(Figure dataset records)

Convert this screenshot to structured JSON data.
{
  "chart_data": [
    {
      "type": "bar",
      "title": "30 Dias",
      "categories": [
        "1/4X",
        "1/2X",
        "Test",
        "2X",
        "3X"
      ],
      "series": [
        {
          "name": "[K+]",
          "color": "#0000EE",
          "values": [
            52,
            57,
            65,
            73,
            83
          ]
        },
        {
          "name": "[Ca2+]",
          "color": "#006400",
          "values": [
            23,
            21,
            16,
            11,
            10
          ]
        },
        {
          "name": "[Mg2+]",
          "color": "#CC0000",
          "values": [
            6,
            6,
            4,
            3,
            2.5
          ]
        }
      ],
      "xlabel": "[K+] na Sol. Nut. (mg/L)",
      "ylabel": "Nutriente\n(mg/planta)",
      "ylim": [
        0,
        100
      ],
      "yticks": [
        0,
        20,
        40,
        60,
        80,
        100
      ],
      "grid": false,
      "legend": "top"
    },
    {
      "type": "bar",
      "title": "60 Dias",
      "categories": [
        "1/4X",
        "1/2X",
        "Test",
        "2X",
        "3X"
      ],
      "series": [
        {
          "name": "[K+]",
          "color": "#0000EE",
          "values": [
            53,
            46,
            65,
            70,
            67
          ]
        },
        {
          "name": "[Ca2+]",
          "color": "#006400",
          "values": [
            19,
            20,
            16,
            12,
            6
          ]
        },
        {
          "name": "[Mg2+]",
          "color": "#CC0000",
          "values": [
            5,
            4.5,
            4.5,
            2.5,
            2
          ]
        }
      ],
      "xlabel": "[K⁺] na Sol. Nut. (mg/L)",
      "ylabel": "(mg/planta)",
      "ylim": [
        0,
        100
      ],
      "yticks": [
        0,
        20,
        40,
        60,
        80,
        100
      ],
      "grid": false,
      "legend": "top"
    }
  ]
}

◆ **What the task requires**:
Repeat the data verbatim.

◆ **The output**:
Convert this screenshot to structured JSON data.
{
  "chart_data": [
    {
      "type": "bar",
      "title": "30 Dias",
      "categories": [
        "1/4X",
        "1/2X",
        "Test",
        "2X",
        "3X"
      ],
      "series": [
        {
          "name": "[K+]",
          "color": "#0000EE",
          "values": [
            52,
            57,
            65,
            73,
            83
          ]
        },
        {
          "name": "[Ca2+]",
          "color": "#006400",
          "values": [
            23,
            21,
            16,
            11,
            10
          ]
        },
        {
          "name": "[Mg2+]",
          "color": "#CC0000",
          "values": [
            6,
            6,
            4,
            3,
            2.5
          ]
        }
      ],
      "xlabel": "[K+] na Sol. Nut. (mg/L)",
      "ylabel": "Nutriente\n(mg/planta)",
      "ylim": [
        0,
        100
      ],
      "yticks": [
        0,
        20,
        40,
        60,
        80,
        100
      ],
      "grid": false,
      "legend": "top"
    },
    {
      "type": "bar",
      "title": "60 Dias",
      "categories": [
        "1/4X",
        "1/2X",
        "Test",
        "2X",
        "3X"
      ],
      "series": [
        {
          "name": "[K+]",
          "color": "#0000EE",
          "values": [
            53,
            46,
            65,
            70,
            67
          ]
        },
        {
          "name": "[Ca2+]",
          "color": "#006400",
          "values": [
            19,
            20,
            16,
            12,
            6
          ]
        },
        {
          "name": "[Mg2+]",
          "color": "#CC0000",
          "values": [
            5,
            4.5,
            4.5,
            2.5,
            2
          ]
        }
      ],
      "xlabel": "[K⁺] na Sol. Nut. (mg/L)",
      "ylabel": "(mg/planta)",
      "ylim": [
        0,
        100
      ],
      "yticks": [
        0,
        20,
        40,
        60,
        80,
        100
      ],
      "grid": false,
      "legend": "top"
    }
  ]
}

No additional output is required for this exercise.